* [THE TASK] Print verbatim every line starting at the one that contains "What data populates" and ending at the final line of the records; include both endpoints.

* [EXERCISE INPUTS]

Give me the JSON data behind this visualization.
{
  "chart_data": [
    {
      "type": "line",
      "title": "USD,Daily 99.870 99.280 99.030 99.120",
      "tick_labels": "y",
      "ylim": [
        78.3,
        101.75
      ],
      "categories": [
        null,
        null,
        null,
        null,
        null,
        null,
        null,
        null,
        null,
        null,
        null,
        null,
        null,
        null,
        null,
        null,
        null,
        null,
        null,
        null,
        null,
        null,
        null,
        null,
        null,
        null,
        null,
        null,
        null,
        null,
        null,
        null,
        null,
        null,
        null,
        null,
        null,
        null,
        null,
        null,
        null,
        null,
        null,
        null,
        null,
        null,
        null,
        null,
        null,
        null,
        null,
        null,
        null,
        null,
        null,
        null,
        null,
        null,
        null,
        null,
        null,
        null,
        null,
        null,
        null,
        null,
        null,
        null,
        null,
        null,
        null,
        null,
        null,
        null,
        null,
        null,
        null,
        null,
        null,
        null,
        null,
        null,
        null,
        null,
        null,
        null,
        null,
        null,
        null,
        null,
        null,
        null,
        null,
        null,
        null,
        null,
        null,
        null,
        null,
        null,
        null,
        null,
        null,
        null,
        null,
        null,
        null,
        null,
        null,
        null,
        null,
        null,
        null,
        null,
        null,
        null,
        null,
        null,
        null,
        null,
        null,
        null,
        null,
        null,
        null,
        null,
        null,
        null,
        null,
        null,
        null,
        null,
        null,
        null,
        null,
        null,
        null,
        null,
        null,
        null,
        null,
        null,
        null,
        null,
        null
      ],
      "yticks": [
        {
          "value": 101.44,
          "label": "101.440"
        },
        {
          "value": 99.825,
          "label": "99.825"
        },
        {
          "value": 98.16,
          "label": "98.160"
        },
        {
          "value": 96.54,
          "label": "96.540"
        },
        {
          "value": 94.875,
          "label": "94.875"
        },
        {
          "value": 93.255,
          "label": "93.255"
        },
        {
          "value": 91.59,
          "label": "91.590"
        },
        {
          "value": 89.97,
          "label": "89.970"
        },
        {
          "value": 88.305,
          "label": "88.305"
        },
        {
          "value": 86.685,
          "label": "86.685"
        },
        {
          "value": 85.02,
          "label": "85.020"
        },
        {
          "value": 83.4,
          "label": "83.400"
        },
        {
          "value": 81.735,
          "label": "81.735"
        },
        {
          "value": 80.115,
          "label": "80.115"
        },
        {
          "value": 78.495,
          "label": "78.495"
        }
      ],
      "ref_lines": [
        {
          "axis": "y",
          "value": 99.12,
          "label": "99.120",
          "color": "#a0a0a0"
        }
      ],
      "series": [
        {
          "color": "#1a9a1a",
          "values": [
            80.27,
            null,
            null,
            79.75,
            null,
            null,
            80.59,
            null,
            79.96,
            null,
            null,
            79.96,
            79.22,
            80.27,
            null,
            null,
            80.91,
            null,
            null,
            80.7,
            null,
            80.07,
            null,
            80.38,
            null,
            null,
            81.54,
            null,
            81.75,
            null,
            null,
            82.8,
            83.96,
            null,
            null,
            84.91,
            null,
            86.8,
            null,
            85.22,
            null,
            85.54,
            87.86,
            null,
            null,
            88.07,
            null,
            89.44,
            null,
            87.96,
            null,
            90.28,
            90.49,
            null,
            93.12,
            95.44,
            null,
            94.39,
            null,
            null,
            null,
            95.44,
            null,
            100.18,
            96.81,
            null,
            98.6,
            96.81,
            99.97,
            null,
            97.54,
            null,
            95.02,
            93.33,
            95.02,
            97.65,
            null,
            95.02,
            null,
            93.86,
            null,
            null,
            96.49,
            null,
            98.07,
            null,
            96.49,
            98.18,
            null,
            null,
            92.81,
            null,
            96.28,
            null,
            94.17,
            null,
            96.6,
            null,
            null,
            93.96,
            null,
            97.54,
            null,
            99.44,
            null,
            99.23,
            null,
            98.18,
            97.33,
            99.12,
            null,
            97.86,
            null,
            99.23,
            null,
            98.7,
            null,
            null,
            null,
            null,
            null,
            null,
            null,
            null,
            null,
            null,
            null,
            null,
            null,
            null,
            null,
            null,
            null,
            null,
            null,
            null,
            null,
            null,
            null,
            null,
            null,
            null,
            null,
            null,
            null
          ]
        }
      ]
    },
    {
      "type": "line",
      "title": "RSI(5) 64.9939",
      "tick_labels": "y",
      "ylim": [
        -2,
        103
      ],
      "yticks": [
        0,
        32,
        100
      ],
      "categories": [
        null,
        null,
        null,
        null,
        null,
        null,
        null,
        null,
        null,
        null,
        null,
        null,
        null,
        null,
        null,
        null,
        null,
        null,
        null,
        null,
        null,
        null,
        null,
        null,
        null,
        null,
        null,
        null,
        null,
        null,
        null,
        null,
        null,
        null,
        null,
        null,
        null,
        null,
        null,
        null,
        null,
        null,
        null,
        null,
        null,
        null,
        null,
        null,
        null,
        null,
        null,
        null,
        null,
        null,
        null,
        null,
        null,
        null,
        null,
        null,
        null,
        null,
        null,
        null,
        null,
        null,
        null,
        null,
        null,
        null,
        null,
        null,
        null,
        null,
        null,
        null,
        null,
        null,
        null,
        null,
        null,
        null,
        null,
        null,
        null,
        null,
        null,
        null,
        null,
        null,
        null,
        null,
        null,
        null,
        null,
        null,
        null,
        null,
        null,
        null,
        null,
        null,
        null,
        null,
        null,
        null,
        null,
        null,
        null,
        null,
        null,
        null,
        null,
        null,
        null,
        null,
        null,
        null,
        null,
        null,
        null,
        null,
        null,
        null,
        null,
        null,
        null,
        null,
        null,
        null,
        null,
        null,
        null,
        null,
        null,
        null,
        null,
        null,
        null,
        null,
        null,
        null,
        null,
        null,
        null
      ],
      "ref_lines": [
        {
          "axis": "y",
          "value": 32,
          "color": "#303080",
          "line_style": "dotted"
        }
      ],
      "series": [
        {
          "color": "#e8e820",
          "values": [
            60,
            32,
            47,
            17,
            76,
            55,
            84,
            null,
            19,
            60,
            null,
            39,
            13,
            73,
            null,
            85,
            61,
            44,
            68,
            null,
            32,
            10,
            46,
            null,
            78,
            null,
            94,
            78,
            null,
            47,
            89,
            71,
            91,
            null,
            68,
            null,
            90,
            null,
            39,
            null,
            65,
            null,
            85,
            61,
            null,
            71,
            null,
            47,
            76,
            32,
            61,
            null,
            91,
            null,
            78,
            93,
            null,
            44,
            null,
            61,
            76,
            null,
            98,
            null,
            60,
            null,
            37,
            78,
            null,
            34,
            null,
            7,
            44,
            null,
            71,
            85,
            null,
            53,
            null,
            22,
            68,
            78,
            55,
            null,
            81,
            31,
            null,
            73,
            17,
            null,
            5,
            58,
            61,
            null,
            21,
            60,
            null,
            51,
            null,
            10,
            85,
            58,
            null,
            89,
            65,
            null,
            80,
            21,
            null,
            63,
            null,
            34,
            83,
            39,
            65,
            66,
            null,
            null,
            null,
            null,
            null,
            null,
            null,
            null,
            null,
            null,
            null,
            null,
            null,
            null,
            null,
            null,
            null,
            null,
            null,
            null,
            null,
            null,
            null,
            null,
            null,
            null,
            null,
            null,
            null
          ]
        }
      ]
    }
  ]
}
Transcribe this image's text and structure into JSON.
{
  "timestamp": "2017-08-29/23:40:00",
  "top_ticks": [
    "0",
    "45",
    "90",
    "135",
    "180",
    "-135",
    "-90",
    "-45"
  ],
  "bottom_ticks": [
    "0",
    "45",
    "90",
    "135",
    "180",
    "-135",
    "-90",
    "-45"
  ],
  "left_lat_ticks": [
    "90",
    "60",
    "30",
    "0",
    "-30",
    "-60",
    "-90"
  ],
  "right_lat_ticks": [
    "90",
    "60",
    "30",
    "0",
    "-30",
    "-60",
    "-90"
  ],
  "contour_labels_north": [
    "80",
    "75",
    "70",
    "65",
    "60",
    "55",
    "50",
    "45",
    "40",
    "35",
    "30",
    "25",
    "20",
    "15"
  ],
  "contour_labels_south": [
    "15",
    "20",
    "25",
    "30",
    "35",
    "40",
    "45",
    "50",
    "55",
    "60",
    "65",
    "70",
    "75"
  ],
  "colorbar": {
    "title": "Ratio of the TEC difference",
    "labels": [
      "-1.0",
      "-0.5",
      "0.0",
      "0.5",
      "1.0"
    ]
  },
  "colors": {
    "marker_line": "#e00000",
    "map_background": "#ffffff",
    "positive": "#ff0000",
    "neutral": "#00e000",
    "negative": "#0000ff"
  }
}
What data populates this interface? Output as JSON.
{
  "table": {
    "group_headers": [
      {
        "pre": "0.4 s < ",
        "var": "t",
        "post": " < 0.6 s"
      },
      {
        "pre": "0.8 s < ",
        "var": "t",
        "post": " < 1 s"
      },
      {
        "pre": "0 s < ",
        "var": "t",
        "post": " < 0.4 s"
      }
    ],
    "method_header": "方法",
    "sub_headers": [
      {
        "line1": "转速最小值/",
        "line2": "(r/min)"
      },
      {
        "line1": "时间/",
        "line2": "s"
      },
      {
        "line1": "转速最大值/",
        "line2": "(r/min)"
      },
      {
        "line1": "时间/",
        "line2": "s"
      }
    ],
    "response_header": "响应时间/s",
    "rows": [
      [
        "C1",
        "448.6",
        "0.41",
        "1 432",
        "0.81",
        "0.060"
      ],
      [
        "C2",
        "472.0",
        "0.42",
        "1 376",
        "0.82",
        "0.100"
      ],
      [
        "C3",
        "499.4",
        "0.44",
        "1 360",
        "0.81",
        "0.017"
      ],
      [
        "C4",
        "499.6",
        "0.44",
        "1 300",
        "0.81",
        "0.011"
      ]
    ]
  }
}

* [ANSWER IN FULL]
What data populates this interface? Output as JSON.
{
  "table": {
    "group_headers": [
      {
        "pre": "0.4 s < ",
        "var": "t",
        "post": " < 0.6 s"
      },
      {
        "pre": "0.8 s < ",
        "var": "t",
        "post": " < 1 s"
      },
      {
        "pre": "0 s < ",
        "var": "t",
        "post": " < 0.4 s"
      }
    ],
    "method_header": "方法",
    "sub_headers": [
      {
        "line1": "转速最小值/",
        "line2": "(r/min)"
      },
      {
        "line1": "时间/",
        "line2": "s"
      },
      {
        "line1": "转速最大值/",
        "line2": "(r/min)"
      },
      {
        "line1": "时间/",
        "line2": "s"
      }
    ],
    "response_header": "响应时间/s",
    "rows": [
      [
        "C1",
        "448.6",
        "0.41",
        "1 432",
        "0.81",
        "0.060"
      ],
      [
        "C2",
        "472.0",
        "0.42",
        "1 376",
        "0.82",
        "0.100"
      ],
      [
        "C3",
        "499.4",
        "0.44",
        "1 360",
        "0.81",
        "0.017"
      ],
      [
        "C4",
        "499.6",
        "0.44",
        "1 300",
        "0.81",
        "0.011"
      ]
    ]
  }
}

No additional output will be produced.